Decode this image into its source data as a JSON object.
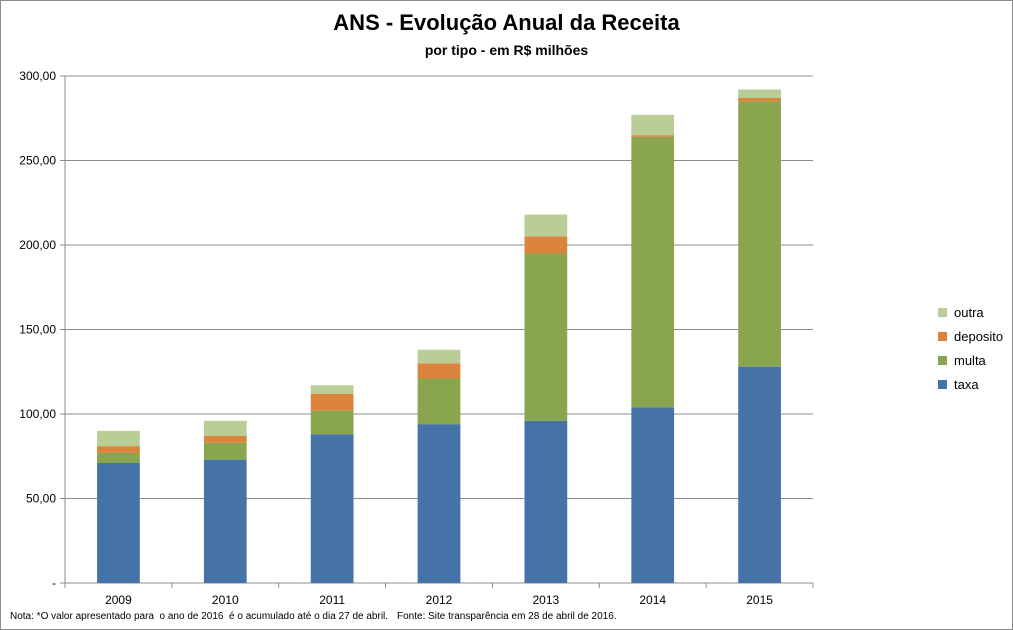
{
  "chart_data": {
    "type": "bar",
    "stacked": true,
    "title": "ANS - Evolução Anual da Receita",
    "subtitle": "por tipo - em R$ milhões",
    "categories": [
      "2009",
      "2010",
      "2011",
      "2012",
      "2013",
      "2014",
      "2015"
    ],
    "series": [
      {
        "name": "taxa",
        "color": "#4572a7",
        "values": [
          71,
          73,
          88,
          94,
          96,
          104,
          128
        ]
      },
      {
        "name": "multa",
        "color": "#89a54e",
        "values": [
          6,
          10,
          14,
          27,
          99,
          160,
          157
        ]
      },
      {
        "name": "deposito",
        "color": "#db843d",
        "values": [
          4,
          4,
          10,
          9,
          10,
          1,
          2
        ]
      },
      {
        "name": "outra",
        "color": "#b9cd96",
        "values": [
          9,
          9,
          5,
          8,
          13,
          12,
          5
        ]
      }
    ],
    "ylim": [
      0,
      300
    ],
    "yticks": [
      0,
      50,
      100,
      150,
      200,
      250,
      300
    ],
    "ytick_labels": [
      "-",
      "50,00",
      "100,00",
      "150,00",
      "200,00",
      "250,00",
      "300,00"
    ],
    "legend_order": [
      "outra",
      "deposito",
      "multa",
      "taxa"
    ],
    "legend_position": "right",
    "grid": true,
    "xlabel": "",
    "ylabel": ""
  },
  "footnote": "Nota: *O valor apresentado para  o ano de 2016  é o acumulado até o dia 27 de abril.",
  "source": "Fonte: Site transparência em 28 de abril de 2016."
}
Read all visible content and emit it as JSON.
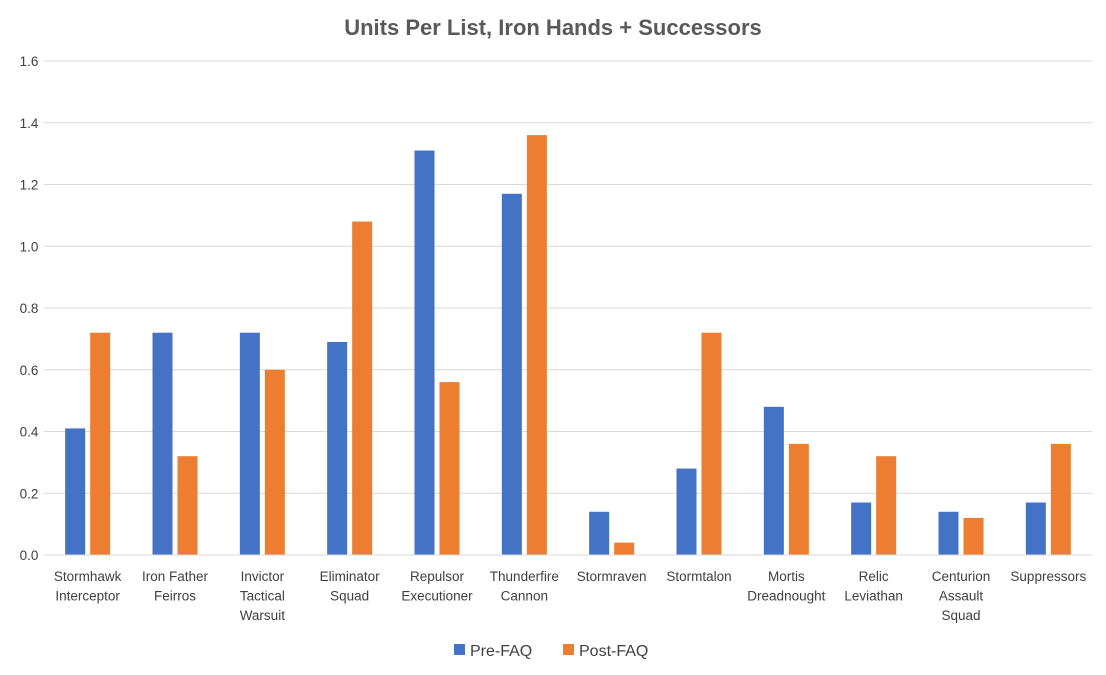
{
  "chart_data": {
    "type": "bar",
    "title": "Units Per List, Iron Hands + Successors",
    "xlabel": "",
    "ylabel": "",
    "ylim": [
      0,
      1.6
    ],
    "yticks": [
      "0.0",
      "0.2",
      "0.4",
      "0.6",
      "0.8",
      "1.0",
      "1.2",
      "1.4",
      "1.6"
    ],
    "grid": true,
    "legend_position": "bottom",
    "categories": [
      [
        "Stormhawk",
        "Interceptor"
      ],
      [
        "Iron Father",
        "Feirros"
      ],
      [
        "Invictor",
        "Tactical",
        "Warsuit"
      ],
      [
        "Eliminator",
        "Squad"
      ],
      [
        "Repulsor",
        "Executioner"
      ],
      [
        "Thunderfire",
        "Cannon"
      ],
      [
        "Stormraven"
      ],
      [
        "Stormtalon"
      ],
      [
        "Mortis",
        "Dreadnought"
      ],
      [
        "Relic",
        "Leviathan"
      ],
      [
        "Centurion",
        "Assault",
        "Squad"
      ],
      [
        "Suppressors"
      ]
    ],
    "series": [
      {
        "name": "Pre-FAQ",
        "color": "#4472c4",
        "values": [
          0.41,
          0.72,
          0.72,
          0.69,
          1.31,
          1.17,
          0.14,
          0.28,
          0.48,
          0.17,
          0.14,
          0.17
        ]
      },
      {
        "name": "Post-FAQ",
        "color": "#ed7d31",
        "values": [
          0.72,
          0.32,
          0.6,
          1.08,
          0.56,
          1.36,
          0.04,
          0.72,
          0.36,
          0.32,
          0.12,
          0.36
        ]
      }
    ]
  }
}
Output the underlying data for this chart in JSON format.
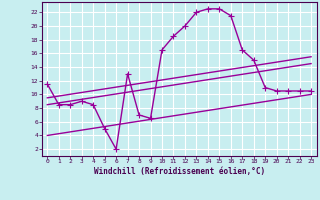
+===+
PROBLEM REQUIREMENTS: Quote each entry above verbatim and drop the pictures.

EXPECTED ANSWER:
Decode this image into its source data as a JSON object.
{
  "chart_data": {
    "type": "bar",
    "stacked": true,
    "title": "ANS - Evolução Anual da Receita",
    "subtitle": "por tipo - em R$ milhões",
    "categories": [
      "2009",
      "2010",
      "2011",
      "2012",
      "2013",
      "2014",
      "2015"
    ],
    "series": [
      {
        "name": "taxa",
        "color": "#4572a7",
        "values": [
          71,
          73,
          88,
          94,
          96,
          104,
          128
        ]
      },
      {
        "name": "multa",
        "color": "#89a54e",
        "values": [
          6,
          10,
          14,
          27,
          99,
          160,
          157
        ]
      },
      {
        "name": "deposito",
        "color": "#db843d",
        "values": [
          4,
          4,
          10,
          9,
          10,
          1,
          2
        ]
      },
      {
        "name": "outra",
        "color": "#b9cd96",
        "values": [
          9,
          9,
          5,
          8,
          13,
          12,
          5
        ]
      }
    ],
    "ylim": [
      0,
      300
    ],
    "yticks": [
      0,
      50,
      100,
      150,
      200,
      250,
      300
    ],
    "ytick_labels": [
      "-",
      "50,00",
      "100,00",
      "150,00",
      "200,00",
      "250,00",
      "300,00"
    ],
    "legend_order": [
      "outra",
      "deposito",
      "multa",
      "taxa"
    ],
    "legend_position": "right",
    "grid": true,
    "xlabel": "",
    "ylabel": ""
  },
  "footnote": "Nota: *O valor apresentado para  o ano de 2016  é o acumulado até o dia 27 de abril.",
  "source": "Fonte: Site transparência em 28 de abril de 2016."
}
Read all visible content and emit it as JSON.
{
  "chart_data": {
    "type": "bar",
    "title": "Units Per List, Iron Hands + Successors",
    "xlabel": "",
    "ylabel": "",
    "ylim": [
      0,
      1.6
    ],
    "yticks": [
      "0.0",
      "0.2",
      "0.4",
      "0.6",
      "0.8",
      "1.0",
      "1.2",
      "1.4",
      "1.6"
    ],
    "grid": true,
    "legend_position": "bottom",
    "categories": [
      [
        "Stormhawk",
        "Interceptor"
      ],
      [
        "Iron Father",
        "Feirros"
      ],
      [
        "Invictor",
        "Tactical",
        "Warsuit"
      ],
      [
        "Eliminator",
        "Squad"
      ],
      [
        "Repulsor",
        "Executioner"
      ],
      [
        "Thunderfire",
        "Cannon"
      ],
      [
        "Stormraven"
      ],
      [
        "Stormtalon"
      ],
      [
        "Mortis",
        "Dreadnought"
      ],
      [
        "Relic",
        "Leviathan"
      ],
      [
        "Centurion",
        "Assault",
        "Squad"
      ],
      [
        "Suppressors"
      ]
    ],
    "series": [
      {
        "name": "Pre-FAQ",
        "color": "#4472c4",
        "values": [
          0.41,
          0.72,
          0.72,
          0.69,
          1.31,
          1.17,
          0.14,
          0.28,
          0.48,
          0.17,
          0.14,
          0.17
        ]
      },
      {
        "name": "Post-FAQ",
        "color": "#ed7d31",
        "values": [
          0.72,
          0.32,
          0.6,
          1.08,
          0.56,
          1.36,
          0.04,
          0.72,
          0.36,
          0.32,
          0.12,
          0.36
        ]
      }
    ]
  }
}
Output the underlying data for this chart in JSON format.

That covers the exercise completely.